===== RECORDS FOR PROCESSING =====
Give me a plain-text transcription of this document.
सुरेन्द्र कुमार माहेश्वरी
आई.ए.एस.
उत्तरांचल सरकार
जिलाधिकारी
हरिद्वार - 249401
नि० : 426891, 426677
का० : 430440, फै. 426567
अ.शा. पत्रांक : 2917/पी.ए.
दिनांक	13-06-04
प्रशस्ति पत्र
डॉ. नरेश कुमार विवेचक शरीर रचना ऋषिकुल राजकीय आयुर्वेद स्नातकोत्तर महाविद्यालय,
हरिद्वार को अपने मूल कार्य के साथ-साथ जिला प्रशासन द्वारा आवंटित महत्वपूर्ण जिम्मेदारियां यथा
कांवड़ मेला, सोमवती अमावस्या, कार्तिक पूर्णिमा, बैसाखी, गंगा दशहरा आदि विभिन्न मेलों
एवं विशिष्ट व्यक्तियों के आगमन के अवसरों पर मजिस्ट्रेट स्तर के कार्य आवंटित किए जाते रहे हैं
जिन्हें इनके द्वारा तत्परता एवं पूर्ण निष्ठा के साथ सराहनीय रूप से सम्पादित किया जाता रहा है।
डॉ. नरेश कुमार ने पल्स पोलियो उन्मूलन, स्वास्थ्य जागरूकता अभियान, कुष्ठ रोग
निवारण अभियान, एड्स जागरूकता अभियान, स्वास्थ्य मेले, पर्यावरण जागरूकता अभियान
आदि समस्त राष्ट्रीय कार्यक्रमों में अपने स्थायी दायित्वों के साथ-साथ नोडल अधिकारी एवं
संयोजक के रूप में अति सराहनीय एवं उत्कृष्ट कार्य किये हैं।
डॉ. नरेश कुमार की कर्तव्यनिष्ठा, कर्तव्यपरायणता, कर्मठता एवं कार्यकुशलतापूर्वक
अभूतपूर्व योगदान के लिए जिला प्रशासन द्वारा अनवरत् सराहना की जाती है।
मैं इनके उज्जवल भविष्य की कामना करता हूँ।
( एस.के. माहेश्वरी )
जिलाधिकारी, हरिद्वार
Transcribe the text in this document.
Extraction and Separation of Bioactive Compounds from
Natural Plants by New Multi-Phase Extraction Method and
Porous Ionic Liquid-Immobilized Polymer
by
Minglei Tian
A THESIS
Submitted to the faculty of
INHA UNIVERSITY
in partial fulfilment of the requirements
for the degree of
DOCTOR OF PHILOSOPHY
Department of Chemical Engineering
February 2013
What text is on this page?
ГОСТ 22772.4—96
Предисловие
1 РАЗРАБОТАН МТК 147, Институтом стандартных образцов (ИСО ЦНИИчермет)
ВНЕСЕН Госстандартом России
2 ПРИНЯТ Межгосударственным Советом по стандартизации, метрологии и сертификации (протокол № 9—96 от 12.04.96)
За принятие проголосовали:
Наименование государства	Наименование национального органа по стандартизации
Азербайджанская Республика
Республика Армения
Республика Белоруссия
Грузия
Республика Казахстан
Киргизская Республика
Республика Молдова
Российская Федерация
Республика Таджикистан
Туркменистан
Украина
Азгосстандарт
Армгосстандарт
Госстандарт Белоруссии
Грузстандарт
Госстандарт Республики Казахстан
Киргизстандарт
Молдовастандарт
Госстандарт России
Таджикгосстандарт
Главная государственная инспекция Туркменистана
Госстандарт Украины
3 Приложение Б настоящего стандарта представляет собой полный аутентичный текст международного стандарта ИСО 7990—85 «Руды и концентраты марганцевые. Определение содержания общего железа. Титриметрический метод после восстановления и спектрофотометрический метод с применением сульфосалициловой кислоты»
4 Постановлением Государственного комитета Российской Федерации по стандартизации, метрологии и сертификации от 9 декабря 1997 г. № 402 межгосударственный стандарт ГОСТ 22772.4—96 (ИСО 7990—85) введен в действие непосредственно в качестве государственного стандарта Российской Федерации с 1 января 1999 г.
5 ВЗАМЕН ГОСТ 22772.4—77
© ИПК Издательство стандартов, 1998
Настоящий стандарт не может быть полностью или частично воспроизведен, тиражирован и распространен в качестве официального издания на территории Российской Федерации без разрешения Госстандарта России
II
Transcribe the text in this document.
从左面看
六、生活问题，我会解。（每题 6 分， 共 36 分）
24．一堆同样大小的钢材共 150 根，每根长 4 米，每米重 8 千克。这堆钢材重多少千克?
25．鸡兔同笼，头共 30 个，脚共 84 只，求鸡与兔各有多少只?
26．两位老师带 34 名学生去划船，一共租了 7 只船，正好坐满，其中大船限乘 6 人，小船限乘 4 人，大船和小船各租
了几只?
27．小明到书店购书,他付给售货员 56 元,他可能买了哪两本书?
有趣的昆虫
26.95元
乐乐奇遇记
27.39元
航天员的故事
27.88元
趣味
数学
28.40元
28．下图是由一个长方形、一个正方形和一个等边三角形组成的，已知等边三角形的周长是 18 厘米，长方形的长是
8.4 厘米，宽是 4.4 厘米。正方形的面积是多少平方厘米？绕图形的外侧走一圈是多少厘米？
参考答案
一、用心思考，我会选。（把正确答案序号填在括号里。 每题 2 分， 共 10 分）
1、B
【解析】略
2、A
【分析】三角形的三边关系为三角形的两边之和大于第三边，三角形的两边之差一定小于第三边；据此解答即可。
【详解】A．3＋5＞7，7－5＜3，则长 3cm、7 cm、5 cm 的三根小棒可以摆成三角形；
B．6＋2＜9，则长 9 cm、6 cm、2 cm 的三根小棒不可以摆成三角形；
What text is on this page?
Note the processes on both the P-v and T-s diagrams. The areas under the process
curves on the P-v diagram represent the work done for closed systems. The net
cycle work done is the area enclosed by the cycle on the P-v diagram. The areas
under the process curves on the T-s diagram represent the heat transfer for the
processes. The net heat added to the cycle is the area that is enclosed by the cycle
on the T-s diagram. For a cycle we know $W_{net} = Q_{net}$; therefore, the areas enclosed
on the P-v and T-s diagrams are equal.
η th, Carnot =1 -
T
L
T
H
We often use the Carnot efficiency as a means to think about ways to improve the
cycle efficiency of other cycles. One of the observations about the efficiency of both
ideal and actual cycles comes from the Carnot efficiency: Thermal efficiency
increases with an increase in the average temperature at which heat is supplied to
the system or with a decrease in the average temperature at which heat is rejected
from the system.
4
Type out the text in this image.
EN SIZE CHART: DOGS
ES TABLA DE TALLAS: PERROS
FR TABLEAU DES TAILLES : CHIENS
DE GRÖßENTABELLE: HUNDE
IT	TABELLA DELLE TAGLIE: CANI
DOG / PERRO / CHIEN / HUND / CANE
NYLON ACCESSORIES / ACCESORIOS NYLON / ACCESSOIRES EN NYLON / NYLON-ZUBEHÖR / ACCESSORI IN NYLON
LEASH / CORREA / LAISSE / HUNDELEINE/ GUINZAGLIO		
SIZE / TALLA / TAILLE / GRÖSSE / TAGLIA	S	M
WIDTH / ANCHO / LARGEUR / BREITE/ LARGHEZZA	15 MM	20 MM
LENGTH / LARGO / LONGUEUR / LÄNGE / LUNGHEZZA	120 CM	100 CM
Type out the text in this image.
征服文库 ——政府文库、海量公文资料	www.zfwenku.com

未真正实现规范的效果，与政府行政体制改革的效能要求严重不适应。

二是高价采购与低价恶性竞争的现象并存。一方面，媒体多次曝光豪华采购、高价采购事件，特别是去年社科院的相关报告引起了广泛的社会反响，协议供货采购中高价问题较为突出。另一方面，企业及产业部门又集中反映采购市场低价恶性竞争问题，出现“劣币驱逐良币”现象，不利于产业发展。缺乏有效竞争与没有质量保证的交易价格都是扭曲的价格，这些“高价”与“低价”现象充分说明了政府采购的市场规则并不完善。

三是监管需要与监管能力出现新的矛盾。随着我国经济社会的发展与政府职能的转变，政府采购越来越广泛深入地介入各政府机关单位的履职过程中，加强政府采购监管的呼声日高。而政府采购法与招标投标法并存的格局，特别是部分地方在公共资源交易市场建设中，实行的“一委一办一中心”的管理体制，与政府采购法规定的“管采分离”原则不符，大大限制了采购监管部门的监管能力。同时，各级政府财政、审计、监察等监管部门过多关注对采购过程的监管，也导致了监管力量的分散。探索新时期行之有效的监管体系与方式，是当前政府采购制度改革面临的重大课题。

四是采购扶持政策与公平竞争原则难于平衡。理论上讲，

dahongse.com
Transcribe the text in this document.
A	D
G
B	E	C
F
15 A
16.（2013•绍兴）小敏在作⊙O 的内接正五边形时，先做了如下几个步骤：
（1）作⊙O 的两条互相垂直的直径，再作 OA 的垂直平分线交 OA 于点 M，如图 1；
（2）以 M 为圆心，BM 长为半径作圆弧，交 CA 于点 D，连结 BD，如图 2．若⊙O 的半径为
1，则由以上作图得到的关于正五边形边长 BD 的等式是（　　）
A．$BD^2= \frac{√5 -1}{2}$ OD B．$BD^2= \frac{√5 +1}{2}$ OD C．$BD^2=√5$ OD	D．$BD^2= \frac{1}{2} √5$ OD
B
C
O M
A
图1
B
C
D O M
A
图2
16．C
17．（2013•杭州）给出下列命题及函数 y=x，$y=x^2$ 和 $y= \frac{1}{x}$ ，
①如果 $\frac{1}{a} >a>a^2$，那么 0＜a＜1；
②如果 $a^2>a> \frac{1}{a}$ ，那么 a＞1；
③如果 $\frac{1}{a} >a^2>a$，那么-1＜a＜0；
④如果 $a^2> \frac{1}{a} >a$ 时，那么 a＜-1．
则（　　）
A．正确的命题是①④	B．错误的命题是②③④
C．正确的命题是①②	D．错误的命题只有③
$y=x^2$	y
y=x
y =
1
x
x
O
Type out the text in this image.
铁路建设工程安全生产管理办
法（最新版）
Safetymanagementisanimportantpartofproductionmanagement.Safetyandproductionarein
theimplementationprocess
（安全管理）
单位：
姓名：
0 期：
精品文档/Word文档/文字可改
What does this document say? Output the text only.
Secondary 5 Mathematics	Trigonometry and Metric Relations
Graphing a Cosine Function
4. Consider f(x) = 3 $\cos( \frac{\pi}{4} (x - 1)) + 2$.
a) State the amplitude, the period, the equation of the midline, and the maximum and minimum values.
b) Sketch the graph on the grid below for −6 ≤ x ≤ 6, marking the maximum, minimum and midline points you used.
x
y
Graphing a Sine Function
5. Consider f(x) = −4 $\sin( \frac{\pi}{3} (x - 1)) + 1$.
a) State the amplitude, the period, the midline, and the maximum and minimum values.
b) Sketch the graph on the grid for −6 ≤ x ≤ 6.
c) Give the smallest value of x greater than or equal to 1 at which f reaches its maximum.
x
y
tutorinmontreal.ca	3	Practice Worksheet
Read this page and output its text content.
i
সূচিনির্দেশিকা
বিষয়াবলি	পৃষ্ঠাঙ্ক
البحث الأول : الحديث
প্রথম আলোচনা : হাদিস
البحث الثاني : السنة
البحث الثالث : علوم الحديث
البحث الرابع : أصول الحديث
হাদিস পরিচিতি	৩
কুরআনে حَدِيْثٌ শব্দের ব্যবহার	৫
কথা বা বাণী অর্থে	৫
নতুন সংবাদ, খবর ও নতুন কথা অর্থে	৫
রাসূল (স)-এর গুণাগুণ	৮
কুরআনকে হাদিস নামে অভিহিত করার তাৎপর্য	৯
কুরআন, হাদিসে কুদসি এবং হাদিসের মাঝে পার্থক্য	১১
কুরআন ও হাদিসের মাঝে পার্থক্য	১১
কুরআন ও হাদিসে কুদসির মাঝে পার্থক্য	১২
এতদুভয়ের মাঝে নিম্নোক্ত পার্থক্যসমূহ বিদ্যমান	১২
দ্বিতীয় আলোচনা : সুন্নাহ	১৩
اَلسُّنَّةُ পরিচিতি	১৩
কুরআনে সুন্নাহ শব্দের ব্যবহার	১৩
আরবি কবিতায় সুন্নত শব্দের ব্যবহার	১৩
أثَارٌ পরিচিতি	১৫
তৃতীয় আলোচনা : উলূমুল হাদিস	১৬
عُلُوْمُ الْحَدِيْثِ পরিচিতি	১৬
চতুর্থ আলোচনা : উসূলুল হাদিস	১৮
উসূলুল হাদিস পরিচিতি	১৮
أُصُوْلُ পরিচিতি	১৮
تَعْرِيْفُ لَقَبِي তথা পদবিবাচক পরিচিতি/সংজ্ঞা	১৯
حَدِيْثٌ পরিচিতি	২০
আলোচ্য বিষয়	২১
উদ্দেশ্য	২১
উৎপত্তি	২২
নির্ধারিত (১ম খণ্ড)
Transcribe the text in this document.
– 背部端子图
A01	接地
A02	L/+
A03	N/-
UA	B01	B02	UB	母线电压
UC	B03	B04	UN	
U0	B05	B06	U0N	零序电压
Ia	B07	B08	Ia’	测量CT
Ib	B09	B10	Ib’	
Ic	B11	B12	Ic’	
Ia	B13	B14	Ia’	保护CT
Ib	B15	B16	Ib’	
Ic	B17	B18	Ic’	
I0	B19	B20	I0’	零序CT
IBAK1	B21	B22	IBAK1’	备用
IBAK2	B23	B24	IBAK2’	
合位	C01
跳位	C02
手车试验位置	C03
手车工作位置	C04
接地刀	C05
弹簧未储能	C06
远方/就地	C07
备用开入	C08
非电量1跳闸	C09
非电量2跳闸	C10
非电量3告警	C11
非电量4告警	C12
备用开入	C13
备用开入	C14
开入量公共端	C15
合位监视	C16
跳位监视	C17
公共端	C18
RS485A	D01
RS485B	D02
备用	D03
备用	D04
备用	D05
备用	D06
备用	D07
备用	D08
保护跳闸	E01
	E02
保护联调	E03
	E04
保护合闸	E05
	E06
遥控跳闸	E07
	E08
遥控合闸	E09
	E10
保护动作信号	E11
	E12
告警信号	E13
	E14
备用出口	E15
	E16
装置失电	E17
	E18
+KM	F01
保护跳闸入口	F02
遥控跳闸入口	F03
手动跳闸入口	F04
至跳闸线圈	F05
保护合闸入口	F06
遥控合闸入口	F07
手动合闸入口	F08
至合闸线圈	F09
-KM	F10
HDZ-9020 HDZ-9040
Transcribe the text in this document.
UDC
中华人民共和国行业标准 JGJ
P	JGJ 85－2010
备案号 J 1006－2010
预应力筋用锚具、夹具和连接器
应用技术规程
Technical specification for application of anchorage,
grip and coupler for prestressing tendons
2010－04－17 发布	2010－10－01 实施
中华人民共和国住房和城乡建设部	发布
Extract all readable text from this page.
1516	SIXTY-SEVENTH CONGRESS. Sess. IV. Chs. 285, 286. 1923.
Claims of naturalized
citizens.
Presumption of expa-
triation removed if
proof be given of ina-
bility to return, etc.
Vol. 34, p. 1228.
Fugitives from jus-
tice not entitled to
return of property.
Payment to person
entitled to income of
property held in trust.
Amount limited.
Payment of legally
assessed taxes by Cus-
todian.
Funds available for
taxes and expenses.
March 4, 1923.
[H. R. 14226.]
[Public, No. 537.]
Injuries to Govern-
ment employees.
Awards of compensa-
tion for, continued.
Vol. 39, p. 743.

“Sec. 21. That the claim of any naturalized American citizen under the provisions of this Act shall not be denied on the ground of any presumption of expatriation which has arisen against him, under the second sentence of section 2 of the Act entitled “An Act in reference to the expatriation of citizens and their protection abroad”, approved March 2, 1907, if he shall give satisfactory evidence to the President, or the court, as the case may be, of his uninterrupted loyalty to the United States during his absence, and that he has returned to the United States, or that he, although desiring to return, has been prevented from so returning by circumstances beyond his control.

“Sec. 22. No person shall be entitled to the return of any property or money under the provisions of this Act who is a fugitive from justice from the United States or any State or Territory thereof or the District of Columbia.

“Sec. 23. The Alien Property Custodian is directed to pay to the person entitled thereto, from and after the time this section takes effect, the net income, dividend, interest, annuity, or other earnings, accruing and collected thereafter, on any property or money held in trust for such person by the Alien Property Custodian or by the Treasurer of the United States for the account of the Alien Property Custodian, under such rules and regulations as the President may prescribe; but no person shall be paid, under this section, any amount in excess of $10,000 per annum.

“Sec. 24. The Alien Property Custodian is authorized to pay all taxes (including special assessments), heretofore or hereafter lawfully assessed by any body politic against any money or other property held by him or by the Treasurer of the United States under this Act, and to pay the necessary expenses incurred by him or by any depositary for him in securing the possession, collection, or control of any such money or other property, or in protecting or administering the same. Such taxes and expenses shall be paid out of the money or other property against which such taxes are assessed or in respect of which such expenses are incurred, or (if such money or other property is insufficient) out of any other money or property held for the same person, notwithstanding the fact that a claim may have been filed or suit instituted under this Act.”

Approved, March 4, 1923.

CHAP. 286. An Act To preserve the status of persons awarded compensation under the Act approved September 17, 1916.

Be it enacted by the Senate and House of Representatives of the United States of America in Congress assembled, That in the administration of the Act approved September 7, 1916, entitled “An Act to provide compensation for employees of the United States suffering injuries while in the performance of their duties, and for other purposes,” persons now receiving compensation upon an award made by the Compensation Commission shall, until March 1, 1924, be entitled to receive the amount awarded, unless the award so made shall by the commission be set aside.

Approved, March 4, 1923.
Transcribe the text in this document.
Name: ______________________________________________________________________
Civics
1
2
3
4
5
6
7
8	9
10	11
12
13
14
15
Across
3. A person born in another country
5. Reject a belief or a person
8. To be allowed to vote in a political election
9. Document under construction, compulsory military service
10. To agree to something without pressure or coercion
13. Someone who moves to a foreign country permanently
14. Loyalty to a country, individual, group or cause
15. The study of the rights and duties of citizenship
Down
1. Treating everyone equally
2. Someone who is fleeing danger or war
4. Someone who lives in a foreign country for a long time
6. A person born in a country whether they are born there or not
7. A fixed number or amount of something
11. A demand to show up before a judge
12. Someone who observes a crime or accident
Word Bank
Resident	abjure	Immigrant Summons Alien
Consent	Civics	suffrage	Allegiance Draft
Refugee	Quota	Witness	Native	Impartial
=====
State the number of lines in these entries that include the string "enclosed". Provide nothing beyond that number.

TASK SOLUTION: 3